>> BEGIN

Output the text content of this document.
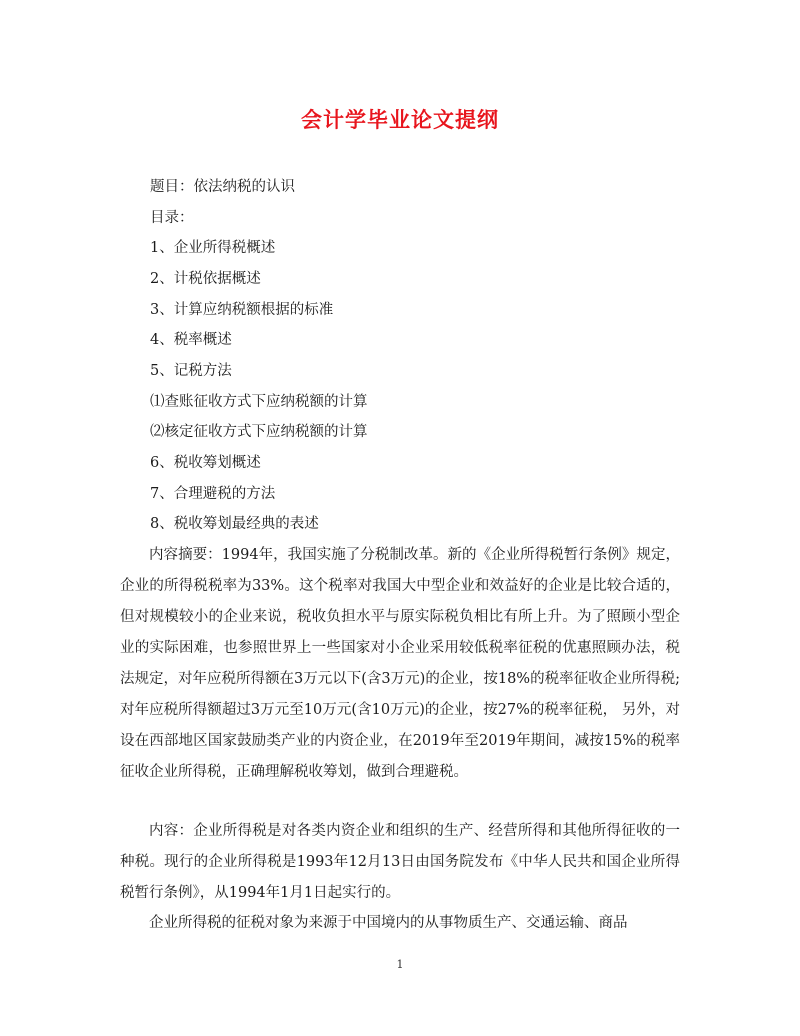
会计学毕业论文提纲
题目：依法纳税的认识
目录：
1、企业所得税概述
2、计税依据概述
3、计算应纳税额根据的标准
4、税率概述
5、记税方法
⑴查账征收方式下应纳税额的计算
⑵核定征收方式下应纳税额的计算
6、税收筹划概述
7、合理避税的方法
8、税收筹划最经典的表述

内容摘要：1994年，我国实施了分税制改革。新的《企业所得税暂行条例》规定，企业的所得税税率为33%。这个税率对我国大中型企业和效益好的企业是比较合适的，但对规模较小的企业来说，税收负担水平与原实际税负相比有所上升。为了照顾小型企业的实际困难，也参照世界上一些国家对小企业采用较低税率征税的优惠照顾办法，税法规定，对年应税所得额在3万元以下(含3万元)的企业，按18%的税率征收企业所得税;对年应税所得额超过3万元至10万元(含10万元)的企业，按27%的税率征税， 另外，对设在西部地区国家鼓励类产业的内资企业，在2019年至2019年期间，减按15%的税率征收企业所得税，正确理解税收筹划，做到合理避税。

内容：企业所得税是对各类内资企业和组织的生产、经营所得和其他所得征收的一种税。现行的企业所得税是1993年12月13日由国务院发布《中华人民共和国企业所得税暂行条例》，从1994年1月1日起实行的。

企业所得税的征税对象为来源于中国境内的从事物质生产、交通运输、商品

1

>> END
>> BEGIN

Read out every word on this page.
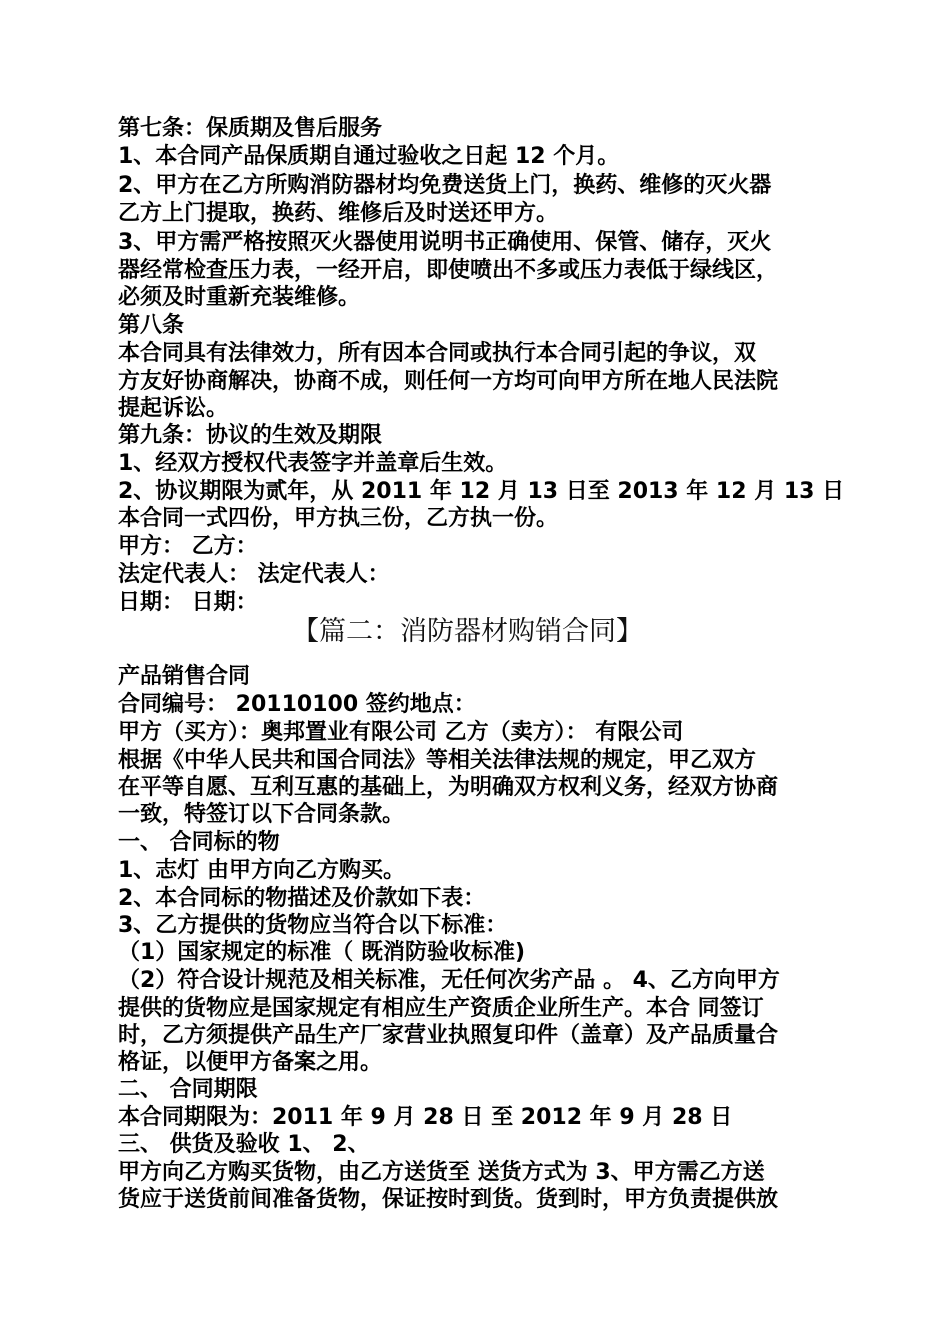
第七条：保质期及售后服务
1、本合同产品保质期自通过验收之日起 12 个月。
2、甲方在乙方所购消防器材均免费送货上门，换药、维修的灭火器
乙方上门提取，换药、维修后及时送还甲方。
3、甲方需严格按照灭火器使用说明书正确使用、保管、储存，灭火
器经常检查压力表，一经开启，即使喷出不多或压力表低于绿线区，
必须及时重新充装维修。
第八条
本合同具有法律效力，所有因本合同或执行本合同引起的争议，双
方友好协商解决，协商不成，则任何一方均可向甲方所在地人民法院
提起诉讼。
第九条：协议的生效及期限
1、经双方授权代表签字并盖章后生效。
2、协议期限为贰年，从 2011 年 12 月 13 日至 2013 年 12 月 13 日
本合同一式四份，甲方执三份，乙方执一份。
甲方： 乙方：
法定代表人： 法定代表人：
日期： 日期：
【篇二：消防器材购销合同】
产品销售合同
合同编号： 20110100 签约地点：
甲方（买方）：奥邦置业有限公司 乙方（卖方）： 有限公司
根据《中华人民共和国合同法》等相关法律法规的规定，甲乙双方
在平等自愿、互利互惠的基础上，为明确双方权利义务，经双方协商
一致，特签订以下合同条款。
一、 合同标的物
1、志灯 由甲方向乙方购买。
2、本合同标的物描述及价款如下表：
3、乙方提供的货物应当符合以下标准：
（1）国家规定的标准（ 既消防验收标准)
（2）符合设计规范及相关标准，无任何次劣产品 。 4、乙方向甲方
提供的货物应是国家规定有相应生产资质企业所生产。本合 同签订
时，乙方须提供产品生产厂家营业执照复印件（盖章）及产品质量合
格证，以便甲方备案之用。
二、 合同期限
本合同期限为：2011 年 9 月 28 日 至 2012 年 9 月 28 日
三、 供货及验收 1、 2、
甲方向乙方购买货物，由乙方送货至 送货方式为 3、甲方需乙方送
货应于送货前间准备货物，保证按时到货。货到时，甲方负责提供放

>> END

— What to do —
Report each line in the data that holds the word "this".

— Task output —
Output the text content of this document.
Read out every word on this page.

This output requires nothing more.